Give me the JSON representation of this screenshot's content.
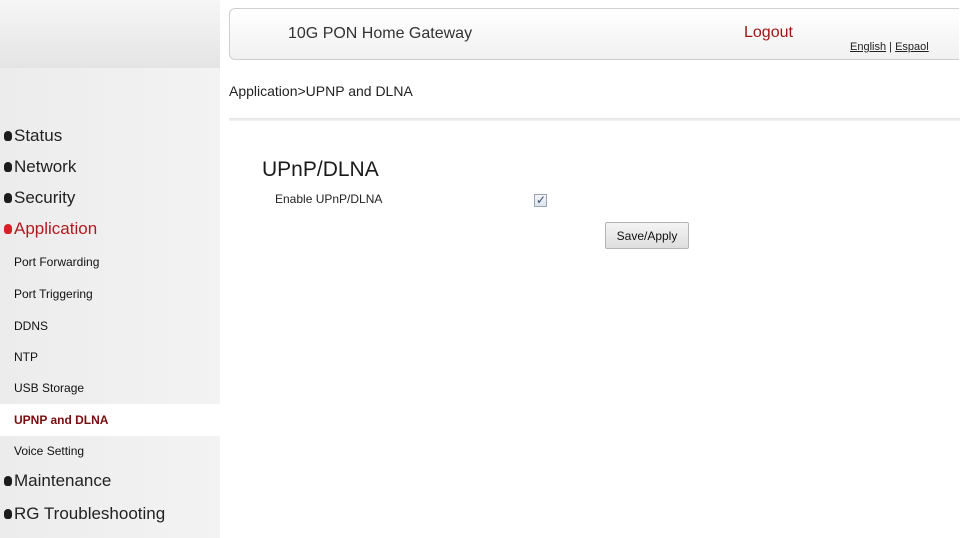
{
  "header": {
    "title": "10G PON Home Gateway",
    "logout_label": "Logout",
    "lang_english": "English",
    "lang_separator": " | ",
    "lang_spanish": "Espaol"
  },
  "breadcrumb": "Application>UPNP and DLNA",
  "sidebar": {
    "groups": [
      {
        "label": "Status"
      },
      {
        "label": "Network"
      },
      {
        "label": "Security"
      },
      {
        "label": "Application",
        "active": true
      },
      {
        "label": "Maintenance"
      },
      {
        "label": "RG Troubleshooting"
      }
    ],
    "application_items": [
      {
        "label": "Port Forwarding"
      },
      {
        "label": "Port Triggering"
      },
      {
        "label": "DDNS"
      },
      {
        "label": "NTP"
      },
      {
        "label": "USB Storage"
      },
      {
        "label": "UPNP and DLNA",
        "selected": true
      },
      {
        "label": "Voice Setting"
      }
    ]
  },
  "main": {
    "section_title": "UPnP/DLNA",
    "enable_label": "Enable UPnP/DLNA",
    "enable_checked": true,
    "checkmark": "✓",
    "save_label": "Save/Apply"
  },
  "colors": {
    "active_menu": "#b21a1f",
    "selected_item": "#7a0c0f",
    "logout": "#a01414"
  }
}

### Exercise objective
Every line of the data above should be quoted exactly. Omit the pictures.

### Output
Give me the JSON representation of this screenshot's content.
{
  "header": {
    "title": "10G PON Home Gateway",
    "logout_label": "Logout",
    "lang_english": "English",
    "lang_separator": " | ",
    "lang_spanish": "Espaol"
  },
  "breadcrumb": "Application>UPNP and DLNA",
  "sidebar": {
    "groups": [
      {
        "label": "Status"
      },
      {
        "label": "Network"
      },
      {
        "label": "Security"
      },
      {
        "label": "Application",
        "active": true
      },
      {
        "label": "Maintenance"
      },
      {
        "label": "RG Troubleshooting"
      }
    ],
    "application_items": [
      {
        "label": "Port Forwarding"
      },
      {
        "label": "Port Triggering"
      },
      {
        "label": "DDNS"
      },
      {
        "label": "NTP"
      },
      {
        "label": "USB Storage"
      },
      {
        "label": "UPNP and DLNA",
        "selected": true
      },
      {
        "label": "Voice Setting"
      }
    ]
  },
  "main": {
    "section_title": "UPnP/DLNA",
    "enable_label": "Enable UPnP/DLNA",
    "enable_checked": true,
    "checkmark": "✓",
    "save_label": "Save/Apply"
  },
  "colors": {
    "active_menu": "#b21a1f",
    "selected_item": "#7a0c0f",
    "logout": "#a01414"
  }
}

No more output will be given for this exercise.